## Directions for this task
Restate the records that follow word for word; no pictures should appear.

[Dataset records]
# # # # # # #
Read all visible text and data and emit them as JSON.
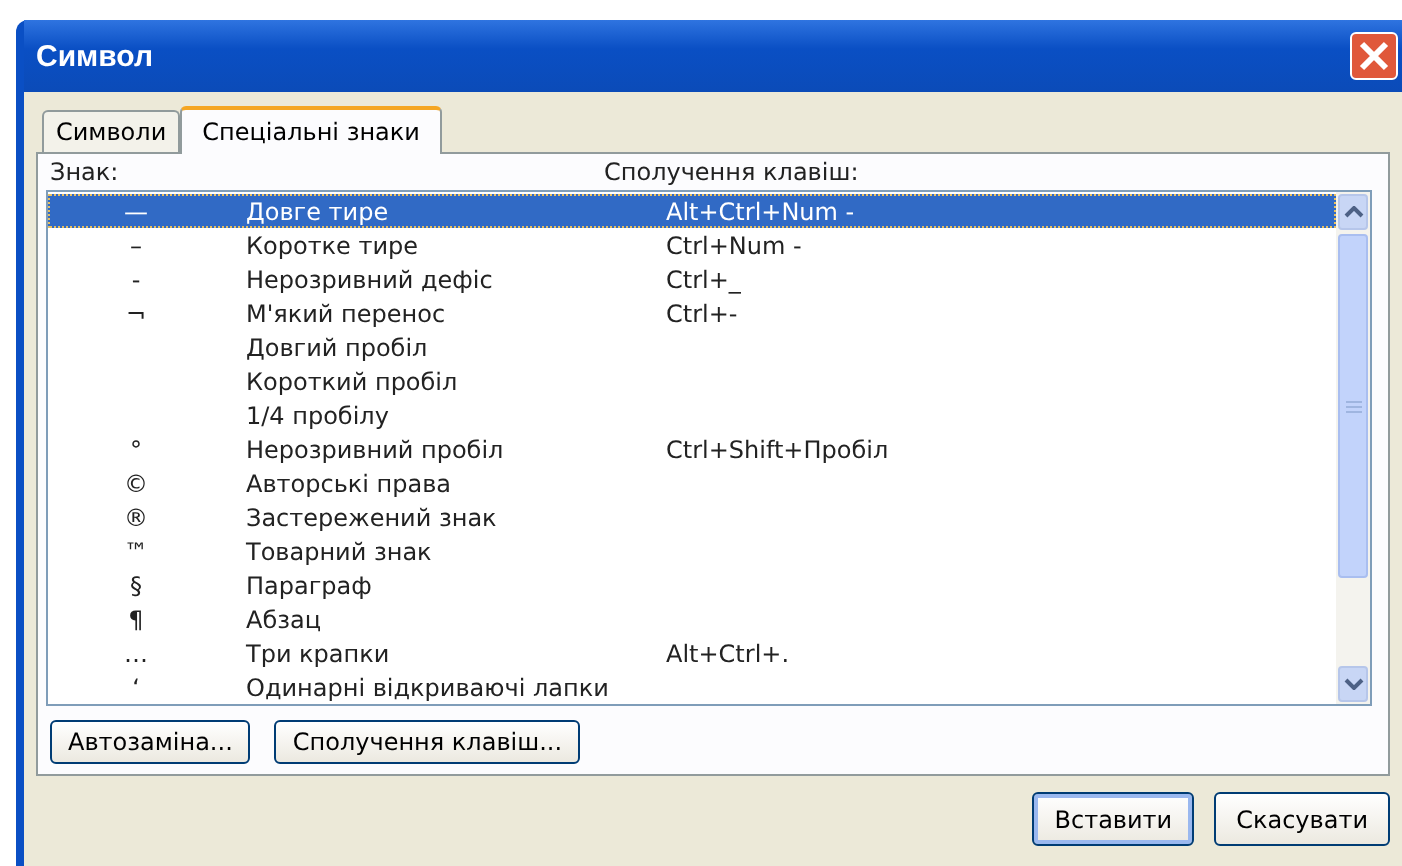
{
  "window": {
    "title": "Символ"
  },
  "tabs": [
    {
      "label": "Символи",
      "selected": false
    },
    {
      "label": "Спеціальні знаки",
      "selected": true
    }
  ],
  "list": {
    "columns": [
      "Знак:",
      "Сполучення клавіш:"
    ],
    "rows": [
      {
        "sign": "—",
        "name": "Довге тире",
        "shortcut": "Alt+Ctrl+Num -",
        "selected": true
      },
      {
        "sign": "–",
        "name": "Коротке тире",
        "shortcut": "Ctrl+Num -",
        "selected": false
      },
      {
        "sign": "-",
        "name": "Нерозривний дефіс",
        "shortcut": "Ctrl+_",
        "selected": false
      },
      {
        "sign": "¬",
        "name": "М'який перенос",
        "shortcut": "Ctrl+-",
        "selected": false
      },
      {
        "name": "Довгий пробіл",
        "selected": false
      },
      {
        "name": "Короткий пробіл",
        "selected": false
      },
      {
        "name": "1/4 пробілу",
        "selected": false
      },
      {
        "sign": "°",
        "name": "Нерозривний пробіл",
        "shortcut": "Ctrl+Shift+Пробіл",
        "selected": false
      },
      {
        "sign": "©",
        "name": "Авторські права",
        "selected": false
      },
      {
        "sign": "®",
        "name": "Застережений знак",
        "selected": false
      },
      {
        "sign": "™",
        "name": "Товарний знак",
        "selected": false
      },
      {
        "sign": "§",
        "name": "Параграф",
        "selected": false
      },
      {
        "sign": "¶",
        "name": "Абзац",
        "selected": false
      },
      {
        "sign": "…",
        "name": "Три крапки",
        "shortcut": "Alt+Ctrl+.",
        "selected": false
      },
      {
        "sign": "‘",
        "name": "Одинарні відкриваючі лапки",
        "selected": false
      }
    ]
  },
  "panel_buttons": [
    "Автозаміна...",
    "Сполучення клавіш..."
  ],
  "dialog_buttons": [
    {
      "label": "Вставити",
      "default": true
    },
    {
      "label": "Скасувати",
      "default": false
    }
  ]
}
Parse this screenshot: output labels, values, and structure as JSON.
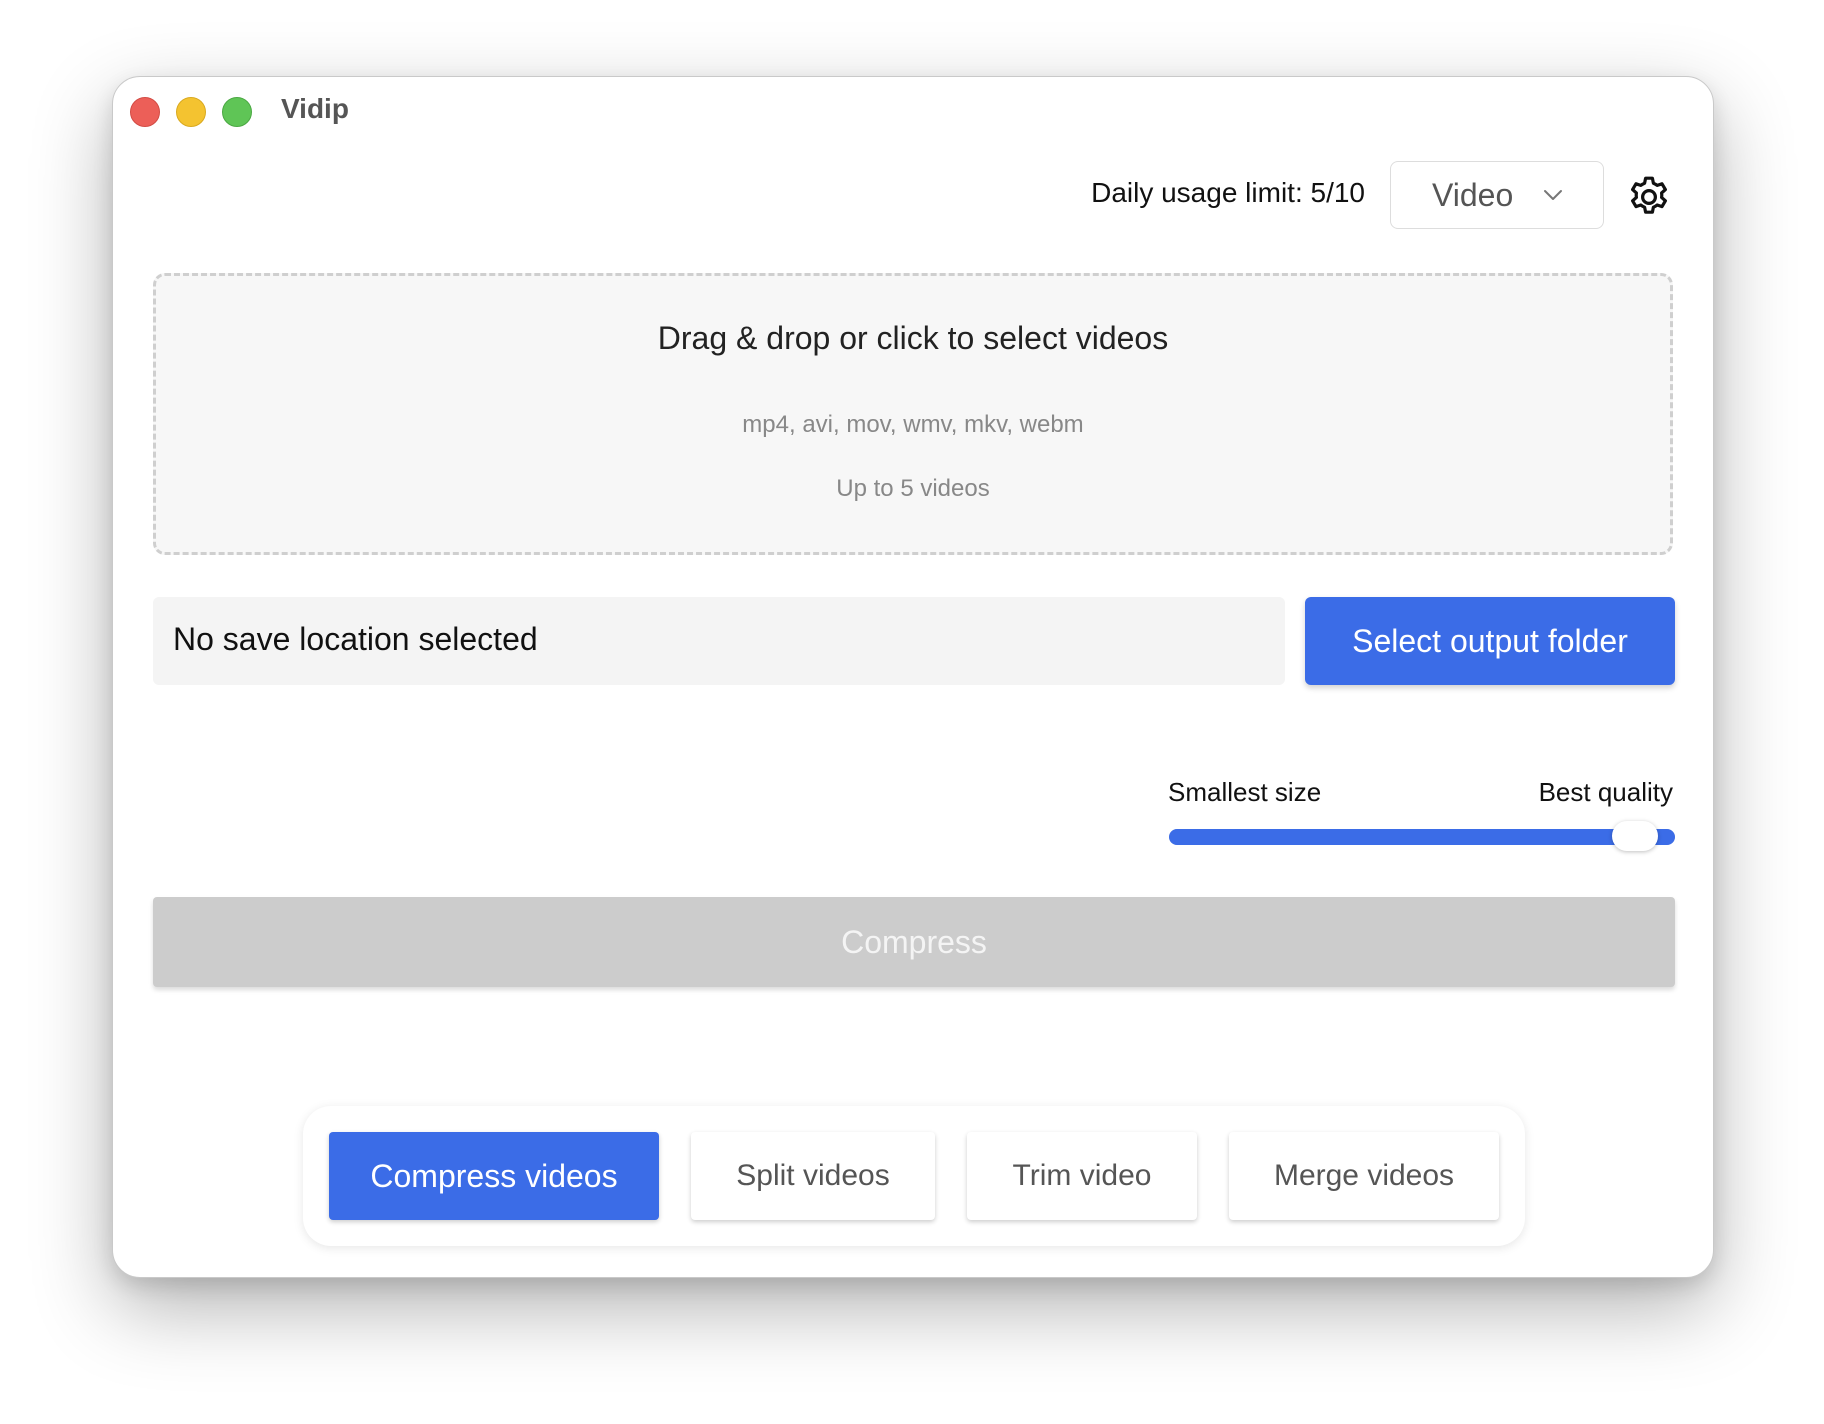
{
  "window": {
    "title": "Vidip"
  },
  "header": {
    "usage_label": "Daily usage limit: 5/10",
    "mode_select": {
      "value": "Video",
      "icon": "chevron-down-icon"
    },
    "settings_icon": "gear-icon"
  },
  "dropzone": {
    "title": "Drag & drop or click to select videos",
    "formats": "mp4, avi, mov, wmv, mkv, webm",
    "limit": "Up to 5 videos"
  },
  "output": {
    "location_text": "No save location selected",
    "select_button": "Select output folder"
  },
  "quality": {
    "min_label": "Smallest size",
    "max_label": "Best quality",
    "value": 0.92
  },
  "compress_button": "Compress",
  "tabs": [
    {
      "label": "Compress videos",
      "active": true
    },
    {
      "label": "Split videos",
      "active": false
    },
    {
      "label": "Trim video",
      "active": false
    },
    {
      "label": "Merge videos",
      "active": false
    }
  ],
  "colors": {
    "accent": "#3b6ce7",
    "disabled": "#cccccc",
    "close": "#ec5f58",
    "minimize": "#f4c330",
    "zoom": "#5fc556"
  }
}
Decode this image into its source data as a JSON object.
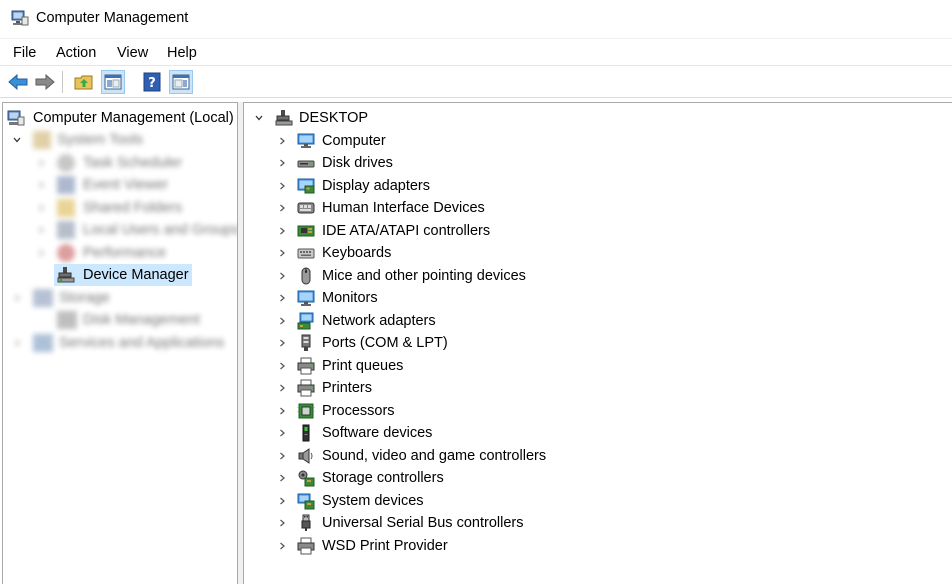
{
  "window": {
    "title": "Computer Management"
  },
  "menu": [
    "File",
    "Action",
    "View",
    "Help"
  ],
  "toolbar": [
    "back-icon",
    "forward-icon",
    "up-folder-icon",
    "show-hide-console-tree-icon",
    "help-icon",
    "show-hide-action-pane-icon"
  ],
  "tree": {
    "root": "Computer Management (Local)",
    "system_tools": "System Tools",
    "task_scheduler": "Task Scheduler",
    "event_viewer": "Event Viewer",
    "shared_folders": "Shared Folders",
    "local_users": "Local Users and Groups",
    "performance": "Performance",
    "device_manager": "Device Manager",
    "storage": "Storage",
    "disk_management": "Disk Management",
    "services": "Services and Applications"
  },
  "devices": {
    "root": "DESKTOP",
    "categories": [
      {
        "label": "Computer",
        "icon": "computer-icon"
      },
      {
        "label": "Disk drives",
        "icon": "disk-drive-icon"
      },
      {
        "label": "Display adapters",
        "icon": "display-adapter-icon"
      },
      {
        "label": "Human Interface Devices",
        "icon": "hid-icon"
      },
      {
        "label": "IDE ATA/ATAPI controllers",
        "icon": "ide-controller-icon"
      },
      {
        "label": "Keyboards",
        "icon": "keyboard-icon"
      },
      {
        "label": "Mice and other pointing devices",
        "icon": "mouse-icon"
      },
      {
        "label": "Monitors",
        "icon": "monitor-icon"
      },
      {
        "label": "Network adapters",
        "icon": "network-adapter-icon"
      },
      {
        "label": "Ports (COM & LPT)",
        "icon": "port-icon"
      },
      {
        "label": "Print queues",
        "icon": "print-queue-icon"
      },
      {
        "label": "Printers",
        "icon": "printer-icon"
      },
      {
        "label": "Processors",
        "icon": "processor-icon"
      },
      {
        "label": "Software devices",
        "icon": "software-device-icon"
      },
      {
        "label": "Sound, video and game controllers",
        "icon": "speaker-icon"
      },
      {
        "label": "Storage controllers",
        "icon": "storage-controller-icon"
      },
      {
        "label": "System devices",
        "icon": "system-device-icon"
      },
      {
        "label": "Universal Serial Bus controllers",
        "icon": "usb-icon"
      },
      {
        "label": "WSD Print Provider",
        "icon": "wsd-printer-icon"
      }
    ]
  },
  "colors": {
    "selection": "#cce8ff",
    "toolbar_pressed": "#cce4f7",
    "pane_border": "#a9a9a9"
  }
}
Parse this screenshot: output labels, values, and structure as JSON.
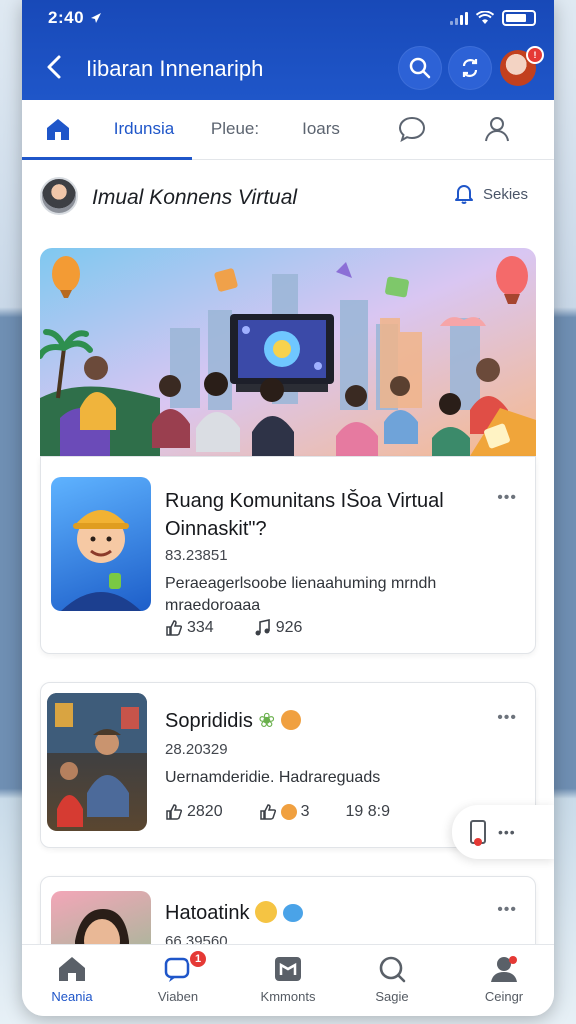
{
  "status_bar": {
    "time": "2:40"
  },
  "header": {
    "title": "Iibaran Innenariph"
  },
  "tabs": [
    {
      "label": ""
    },
    {
      "label": "Irdunsia"
    },
    {
      "label": "Pleue:"
    },
    {
      "label": "Ioars"
    },
    {
      "label": ""
    },
    {
      "label": ""
    }
  ],
  "community": {
    "title": "Imual Konnens Virtual",
    "action_label": "Sekies"
  },
  "cards": [
    {
      "title": "Ruang Komunitans IŠoa Virtual Oinnaskit\"?",
      "meta": "83.23851",
      "desc": "Peraeagerlsoobe lienaahuming mrndh mraedoroaaa",
      "likes": "334",
      "reactions": "926"
    },
    {
      "title": "Soprididis",
      "meta": "28.20329",
      "desc": "Uernamderidie. Hadrareguads",
      "stat1": "2820",
      "stat2": "3",
      "stat3": "19 8:9"
    },
    {
      "title": "Hatoatink",
      "meta": "66.39560"
    }
  ],
  "bottom_nav": [
    {
      "label": "Neania"
    },
    {
      "label": "Viaben",
      "badge": "1"
    },
    {
      "label": "Kmmonts"
    },
    {
      "label": "Sagie"
    },
    {
      "label": "Ceingr"
    }
  ],
  "colors": {
    "primary": "#1f56c9",
    "header_bg": "#1849b8",
    "badge": "#e53935"
  }
}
# # # # # # #
## Result of this task
Read all visible text and data and emit them as JSON.
{
  "window": {
    "title": "Символ"
  },
  "tabs": [
    {
      "label": "Символи",
      "selected": false
    },
    {
      "label": "Спеціальні знаки",
      "selected": true
    }
  ],
  "list": {
    "columns": [
      "Знак:",
      "Сполучення клавіш:"
    ],
    "rows": [
      {
        "sign": "—",
        "name": "Довге тире",
        "shortcut": "Alt+Ctrl+Num -",
        "selected": true
      },
      {
        "sign": "–",
        "name": "Коротке тире",
        "shortcut": "Ctrl+Num -",
        "selected": false
      },
      {
        "sign": "-",
        "name": "Нерозривний дефіс",
        "shortcut": "Ctrl+_",
        "selected": false
      },
      {
        "sign": "¬",
        "name": "М'який перенос",
        "shortcut": "Ctrl+-",
        "selected": false
      },
      {
        "name": "Довгий пробіл",
        "selected": false
      },
      {
        "name": "Короткий пробіл",
        "selected": false
      },
      {
        "name": "1/4 пробілу",
        "selected": false
      },
      {
        "sign": "°",
        "name": "Нерозривний пробіл",
        "shortcut": "Ctrl+Shift+Пробіл",
        "selected": false
      },
      {
        "sign": "©",
        "name": "Авторські права",
        "selected": false
      },
      {
        "sign": "®",
        "name": "Застережений знак",
        "selected": false
      },
      {
        "sign": "™",
        "name": "Товарний знак",
        "selected": false
      },
      {
        "sign": "§",
        "name": "Параграф",
        "selected": false
      },
      {
        "sign": "¶",
        "name": "Абзац",
        "selected": false
      },
      {
        "sign": "…",
        "name": "Три крапки",
        "shortcut": "Alt+Ctrl+.",
        "selected": false
      },
      {
        "sign": "‘",
        "name": "Одинарні відкриваючі лапки",
        "selected": false
      }
    ]
  },
  "panel_buttons": [
    "Автозаміна...",
    "Сполучення клавіш..."
  ],
  "dialog_buttons": [
    {
      "label": "Вставити",
      "default": true
    },
    {
      "label": "Скасувати",
      "default": false
    }
  ]
}
Parse this screenshot: output labels, values, and structure as JSON.
{
  "window": {
    "title": "Vidip"
  },
  "header": {
    "usage_label": "Daily usage limit: 5/10",
    "mode_select": {
      "value": "Video",
      "icon": "chevron-down-icon"
    },
    "settings_icon": "gear-icon"
  },
  "dropzone": {
    "title": "Drag & drop or click to select videos",
    "formats": "mp4, avi, mov, wmv, mkv, webm",
    "limit": "Up to 5 videos"
  },
  "output": {
    "location_text": "No save location selected",
    "select_button": "Select output folder"
  },
  "quality": {
    "min_label": "Smallest size",
    "max_label": "Best quality",
    "value": 0.92
  },
  "compress_button": "Compress",
  "tabs": [
    {
      "label": "Compress videos",
      "active": true
    },
    {
      "label": "Split videos",
      "active": false
    },
    {
      "label": "Trim video",
      "active": false
    },
    {
      "label": "Merge videos",
      "active": false
    }
  ],
  "colors": {
    "accent": "#3b6ce7",
    "disabled": "#cccccc",
    "close": "#ec5f58",
    "minimize": "#f4c330",
    "zoom": "#5fc556"
  }
}
Decode this image into its source data as a JSON object.
{
  "window": {
    "title": "Computer Management"
  },
  "menu": [
    "File",
    "Action",
    "View",
    "Help"
  ],
  "toolbar": [
    "back-icon",
    "forward-icon",
    "up-folder-icon",
    "show-hide-console-tree-icon",
    "help-icon",
    "show-hide-action-pane-icon"
  ],
  "tree": {
    "root": "Computer Management (Local)",
    "system_tools": "System Tools",
    "task_scheduler": "Task Scheduler",
    "event_viewer": "Event Viewer",
    "shared_folders": "Shared Folders",
    "local_users": "Local Users and Groups",
    "performance": "Performance",
    "device_manager": "Device Manager",
    "storage": "Storage",
    "disk_management": "Disk Management",
    "services": "Services and Applications"
  },
  "devices": {
    "root": "DESKTOP",
    "categories": [
      {
        "label": "Computer",
        "icon": "computer-icon"
      },
      {
        "label": "Disk drives",
        "icon": "disk-drive-icon"
      },
      {
        "label": "Display adapters",
        "icon": "display-adapter-icon"
      },
      {
        "label": "Human Interface Devices",
        "icon": "hid-icon"
      },
      {
        "label": "IDE ATA/ATAPI controllers",
        "icon": "ide-controller-icon"
      },
      {
        "label": "Keyboards",
        "icon": "keyboard-icon"
      },
      {
        "label": "Mice and other pointing devices",
        "icon": "mouse-icon"
      },
      {
        "label": "Monitors",
        "icon": "monitor-icon"
      },
      {
        "label": "Network adapters",
        "icon": "network-adapter-icon"
      },
      {
        "label": "Ports (COM & LPT)",
        "icon": "port-icon"
      },
      {
        "label": "Print queues",
        "icon": "print-queue-icon"
      },
      {
        "label": "Printers",
        "icon": "printer-icon"
      },
      {
        "label": "Processors",
        "icon": "processor-icon"
      },
      {
        "label": "Software devices",
        "icon": "software-device-icon"
      },
      {
        "label": "Sound, video and game controllers",
        "icon": "speaker-icon"
      },
      {
        "label": "Storage controllers",
        "icon": "storage-controller-icon"
      },
      {
        "label": "System devices",
        "icon": "system-device-icon"
      },
      {
        "label": "Universal Serial Bus controllers",
        "icon": "usb-icon"
      },
      {
        "label": "WSD Print Provider",
        "icon": "wsd-printer-icon"
      }
    ]
  },
  "colors": {
    "selection": "#cce8ff",
    "toolbar_pressed": "#cce4f7",
    "pane_border": "#a9a9a9"
  }
}
Parse this screenshot: output labels, values, and structure as JSON.
{
  "status_bar": {
    "time": "2:40"
  },
  "header": {
    "title": "Iibaran Innenariph"
  },
  "tabs": [
    {
      "label": ""
    },
    {
      "label": "Irdunsia"
    },
    {
      "label": "Pleue:"
    },
    {
      "label": "Ioars"
    },
    {
      "label": ""
    },
    {
      "label": ""
    }
  ],
  "community": {
    "title": "Imual Konnens Virtual",
    "action_label": "Sekies"
  },
  "cards": [
    {
      "title": "Ruang Komunitans IŠoa Virtual Oinnaskit\"?",
      "meta": "83.23851",
      "desc": "Peraeagerlsoobe lienaahuming mrndh mraedoroaaa",
      "likes": "334",
      "reactions": "926"
    },
    {
      "title": "Soprididis",
      "meta": "28.20329",
      "desc": "Uernamderidie. Hadrareguads",
      "stat1": "2820",
      "stat2": "3",
      "stat3": "19 8:9"
    },
    {
      "title": "Hatoatink",
      "meta": "66.39560"
    }
  ],
  "bottom_nav": [
    {
      "label": "Neania"
    },
    {
      "label": "Viaben",
      "badge": "1"
    },
    {
      "label": "Kmmonts"
    },
    {
      "label": "Sagie"
    },
    {
      "label": "Ceingr"
    }
  ],
  "colors": {
    "primary": "#1f56c9",
    "header_bg": "#1849b8",
    "badge": "#e53935"
  }
}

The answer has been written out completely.